Written exercise: Repeat everything in the material exactly.

Task inputs:
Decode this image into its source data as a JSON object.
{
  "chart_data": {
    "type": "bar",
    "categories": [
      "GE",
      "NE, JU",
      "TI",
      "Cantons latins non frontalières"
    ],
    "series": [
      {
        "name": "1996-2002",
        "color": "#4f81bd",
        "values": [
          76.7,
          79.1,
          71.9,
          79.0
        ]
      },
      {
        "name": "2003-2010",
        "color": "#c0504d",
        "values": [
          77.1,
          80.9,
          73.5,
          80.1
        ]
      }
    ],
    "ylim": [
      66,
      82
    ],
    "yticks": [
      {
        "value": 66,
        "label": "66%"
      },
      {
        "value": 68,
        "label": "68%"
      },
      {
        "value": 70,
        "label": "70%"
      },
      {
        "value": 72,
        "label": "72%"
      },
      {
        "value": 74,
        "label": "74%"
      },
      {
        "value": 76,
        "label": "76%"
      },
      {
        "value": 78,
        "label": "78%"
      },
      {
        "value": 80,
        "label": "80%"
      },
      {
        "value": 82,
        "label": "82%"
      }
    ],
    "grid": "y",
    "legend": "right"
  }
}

Task answer:
Decode this image into its source data as a JSON object.
{
  "chart_data": {
    "type": "bar",
    "categories": [
      "GE",
      "NE, JU",
      "TI",
      "Cantons latins non frontalières"
    ],
    "series": [
      {
        "name": "1996-2002",
        "color": "#4f81bd",
        "values": [
          76.7,
          79.1,
          71.9,
          79.0
        ]
      },
      {
        "name": "2003-2010",
        "color": "#c0504d",
        "values": [
          77.1,
          80.9,
          73.5,
          80.1
        ]
      }
    ],
    "ylim": [
      66,
      82
    ],
    "yticks": [
      {
        "value": 66,
        "label": "66%"
      },
      {
        "value": 68,
        "label": "68%"
      },
      {
        "value": 70,
        "label": "70%"
      },
      {
        "value": 72,
        "label": "72%"
      },
      {
        "value": 74,
        "label": "74%"
      },
      {
        "value": 76,
        "label": "76%"
      },
      {
        "value": 78,
        "label": "78%"
      },
      {
        "value": 80,
        "label": "80%"
      },
      {
        "value": 82,
        "label": "82%"
      }
    ],
    "grid": "y",
    "legend": "right"
  }
}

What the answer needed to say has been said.